▸ **SET TASK A**: Rewrite the records starting at the first line and ending at the line containing "dialog-message: Are you", replacing "kebab-menu-icon" with "more-options-icon" and leaving everything else unchanged.

The Chinese Academy of Sciences (CAS) reported to the State Council recently, urging the large-scale high-speed railway construction projects in China to be re-evaluated. The CAS worries that China may not be able to afford such a large-scale construction of high-speed rail, and such a large scale high-speed rail network may not be practical.  

Chinese Academy of Sciences: High-Speed Rail Construction Unsustainable

Wuhan - Guangzhou High-speed Train

High-speed rail train runs at over 250 km per hour, about twice the normal speed of a regular train. Under the current plan, the central government has approved to build, by 2020, 16,000 km of high speed rail providing access to about 90% of the Chinese population. Some local media have reported recently that the recently enabled Wuhan - Guangzhou high-speed rail is currently running an average daily attendance of less than half capacity, while the newly opened Shanghai-Hangzhou high-speed rail attendance is even lower. The main reason for the high-speed rail low attendance is that fares are too high; the high-speed railway ticket prices are usually double or higher than normal train fares. 

The report submitted by the Chinese Academy of Sciences said China's high-speed rail construction has caused debt that has already reached unsustainable levels

When you're in China, it's easy to get caught up in the constant extolling of the benefits of (modified) central planning,  After all, the Shanghai-Hangzhou train, which I rode, is awesome, and it's certainly true that the market probably wouldn't have provided it.  The Chinese argue that the new high speed rail network is critical not merely to move the population around, but to free up the existing railbed for more freight traffic.

On the other hand, there are great dangers to being able to point at an infrastructure problem like this and say: "Make it so."  We interviewed someone at the rail ministry, and initially I was going to ask him the normal financial questions you ask someone planning a major capital expansion in the United States: capital costs, cost-effectiveness, and so forth.  The answers are more often than not the fever dreams of the most optimistic consultant they could find, but at least there is some tether to reality: the head of the agency doesn't actually want to be fired because his budget overruns just ate the money allocated for children's health care.

▸ **LISTING**:
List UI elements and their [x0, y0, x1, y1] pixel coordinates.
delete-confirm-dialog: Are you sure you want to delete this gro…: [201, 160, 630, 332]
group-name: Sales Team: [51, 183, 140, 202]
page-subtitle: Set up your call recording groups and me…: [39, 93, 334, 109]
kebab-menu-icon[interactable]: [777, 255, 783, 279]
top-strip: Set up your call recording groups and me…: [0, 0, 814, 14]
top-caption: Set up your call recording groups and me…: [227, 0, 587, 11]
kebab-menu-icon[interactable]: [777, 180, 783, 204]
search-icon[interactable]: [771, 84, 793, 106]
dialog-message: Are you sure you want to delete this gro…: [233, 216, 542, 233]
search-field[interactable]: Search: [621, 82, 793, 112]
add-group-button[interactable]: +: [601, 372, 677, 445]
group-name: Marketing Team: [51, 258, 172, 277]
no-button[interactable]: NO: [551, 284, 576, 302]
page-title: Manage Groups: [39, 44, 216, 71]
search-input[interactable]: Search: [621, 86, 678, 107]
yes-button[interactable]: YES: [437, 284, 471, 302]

▸ **SET TASK B**:
Answer these questions about the high-speed rail article:
(i) By 2020, how many kilometers of high-speed rail has the central government approved to build?
(ii) According to the report submitted by the Chinese Academy of Sciences, what level has the debt from high-speed rail construction reached?
(iii) Besides moving the population around, what do the Chinese argue the new network will free up the existing railbed for?

▸ **EXERCISE RESPONSE A**:
List UI elements and their [x0, y0, x1, y1] pixel coordinates.
delete-confirm-dialog: Are you sure you want to delete this gro…: [201, 160, 630, 332]
group-name: Sales Team: [51, 183, 140, 202]
page-subtitle: Set up your call recording groups and me…: [39, 93, 334, 109]
more-options-icon[interactable]: [777, 255, 783, 279]
top-strip: Set up your call recording groups and me…: [0, 0, 814, 14]
top-caption: Set up your call recording groups and me…: [227, 0, 587, 11]
more-options-icon[interactable]: [777, 180, 783, 204]
search-icon[interactable]: [771, 84, 793, 106]
dialog-message: Are you sure you want to delete this gro…: [233, 216, 542, 233]

▸ **EXERCISE RESPONSE B**:
(i) 16,000 km
(ii) Unsustainable levels
(iii) More freight traffic